What needs to be done
Search the records for the word "Control" and report each line that has it.

>> BEGIN

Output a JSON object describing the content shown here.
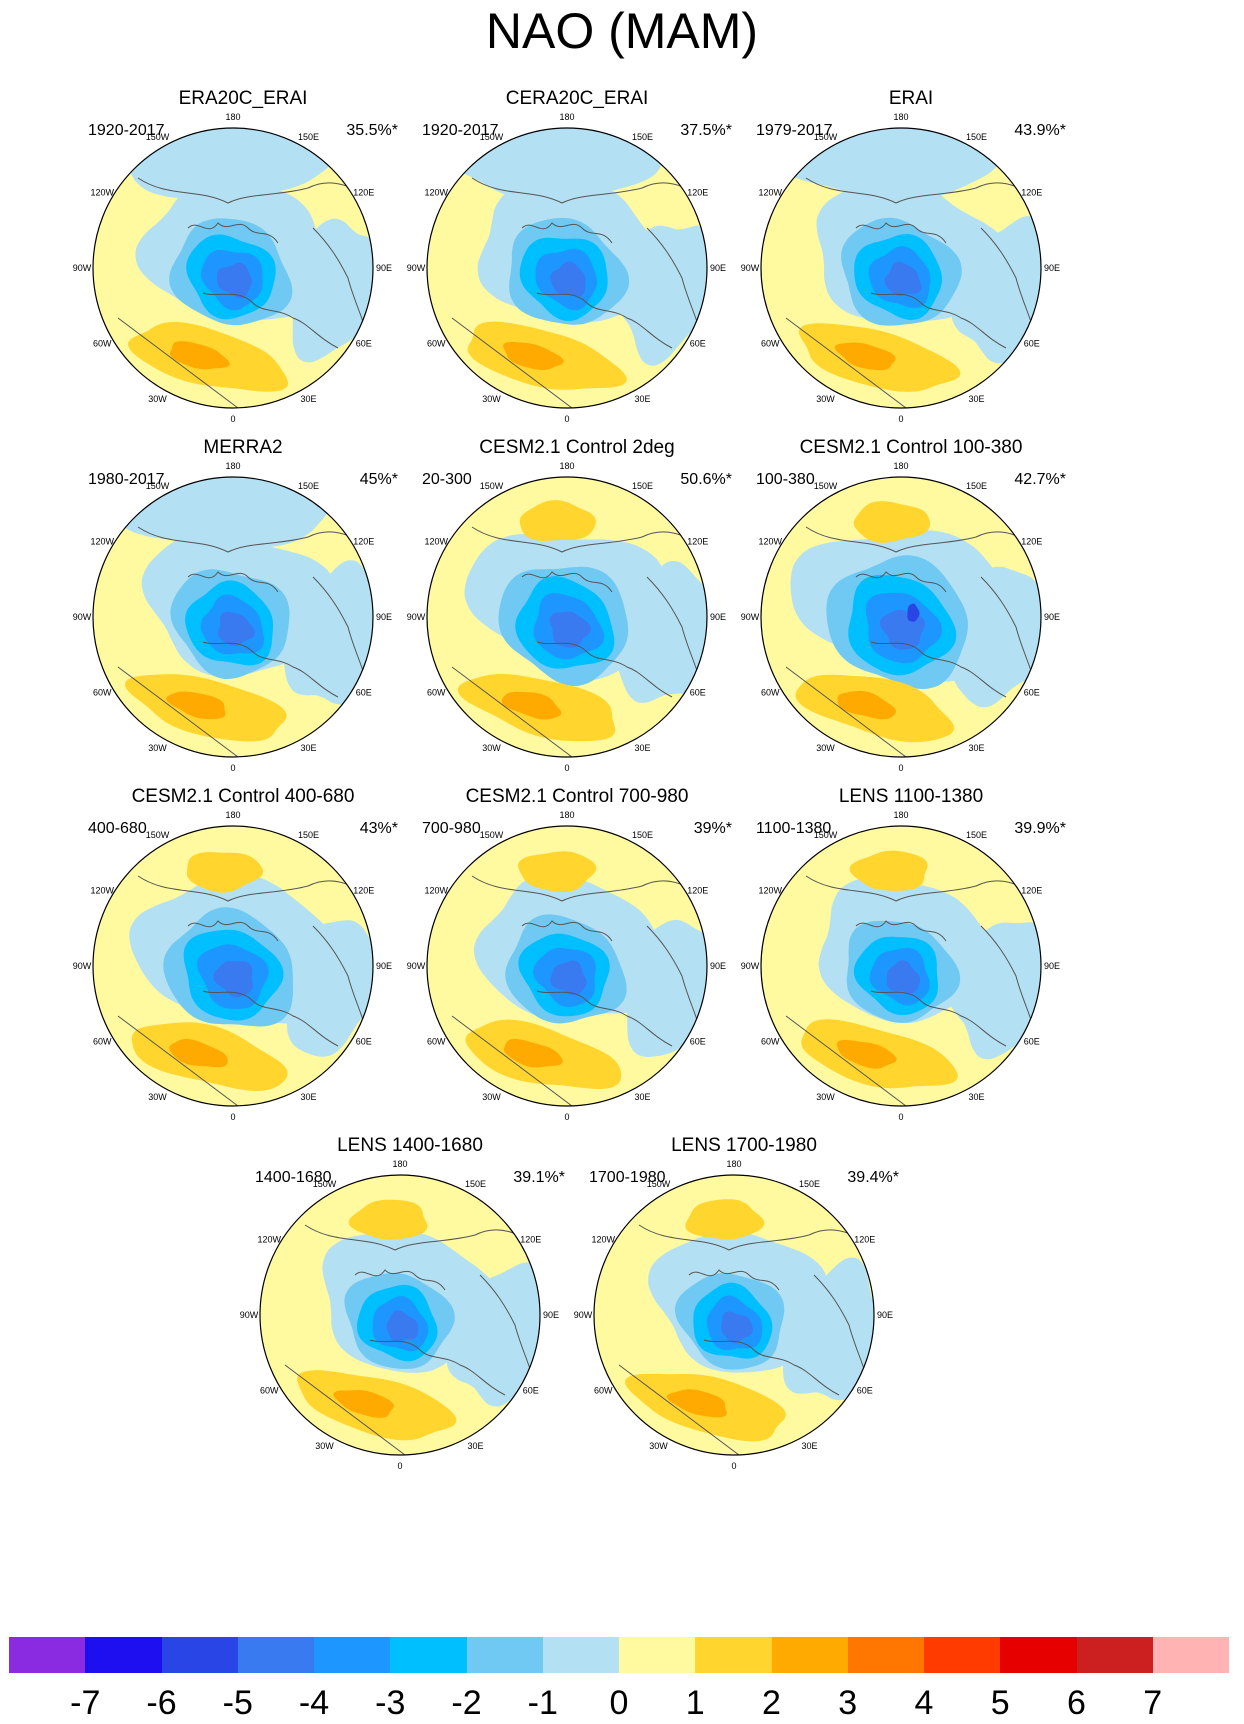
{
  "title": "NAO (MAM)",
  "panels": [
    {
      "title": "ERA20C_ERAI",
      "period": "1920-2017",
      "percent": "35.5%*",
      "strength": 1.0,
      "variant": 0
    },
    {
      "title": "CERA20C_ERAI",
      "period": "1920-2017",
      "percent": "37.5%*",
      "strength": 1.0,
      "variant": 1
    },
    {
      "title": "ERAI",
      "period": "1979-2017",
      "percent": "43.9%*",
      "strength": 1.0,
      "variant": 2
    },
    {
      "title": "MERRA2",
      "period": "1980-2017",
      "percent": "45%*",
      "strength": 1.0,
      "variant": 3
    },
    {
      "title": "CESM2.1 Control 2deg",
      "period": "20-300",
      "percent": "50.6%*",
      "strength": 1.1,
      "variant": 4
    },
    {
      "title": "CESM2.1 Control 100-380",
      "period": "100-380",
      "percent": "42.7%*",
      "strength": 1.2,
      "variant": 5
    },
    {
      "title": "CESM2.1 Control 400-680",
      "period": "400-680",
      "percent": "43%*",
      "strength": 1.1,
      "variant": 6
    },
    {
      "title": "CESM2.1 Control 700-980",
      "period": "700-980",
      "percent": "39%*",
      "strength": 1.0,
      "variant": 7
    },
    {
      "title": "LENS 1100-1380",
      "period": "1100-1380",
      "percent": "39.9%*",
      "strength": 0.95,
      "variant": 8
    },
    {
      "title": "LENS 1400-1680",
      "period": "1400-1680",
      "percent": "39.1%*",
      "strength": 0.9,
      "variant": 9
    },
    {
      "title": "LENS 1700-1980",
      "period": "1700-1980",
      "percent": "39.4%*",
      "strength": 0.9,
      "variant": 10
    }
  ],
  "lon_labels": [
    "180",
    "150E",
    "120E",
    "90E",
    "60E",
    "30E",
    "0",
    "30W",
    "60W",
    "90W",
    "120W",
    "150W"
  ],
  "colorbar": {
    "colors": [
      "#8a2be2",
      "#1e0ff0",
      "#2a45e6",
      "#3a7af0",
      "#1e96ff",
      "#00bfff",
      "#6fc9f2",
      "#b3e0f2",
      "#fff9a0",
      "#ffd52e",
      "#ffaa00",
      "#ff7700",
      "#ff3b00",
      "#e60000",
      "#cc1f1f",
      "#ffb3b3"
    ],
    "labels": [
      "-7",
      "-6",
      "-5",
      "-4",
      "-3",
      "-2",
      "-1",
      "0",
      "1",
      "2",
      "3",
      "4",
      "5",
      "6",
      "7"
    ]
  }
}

>> END

Answer to the task
      "title": "CESM2.1 Control 2deg",
      "title": "CESM2.1 Control 100-380",
      "title": "CESM2.1 Control 400-680",
      "title": "CESM2.1 Control 700-980",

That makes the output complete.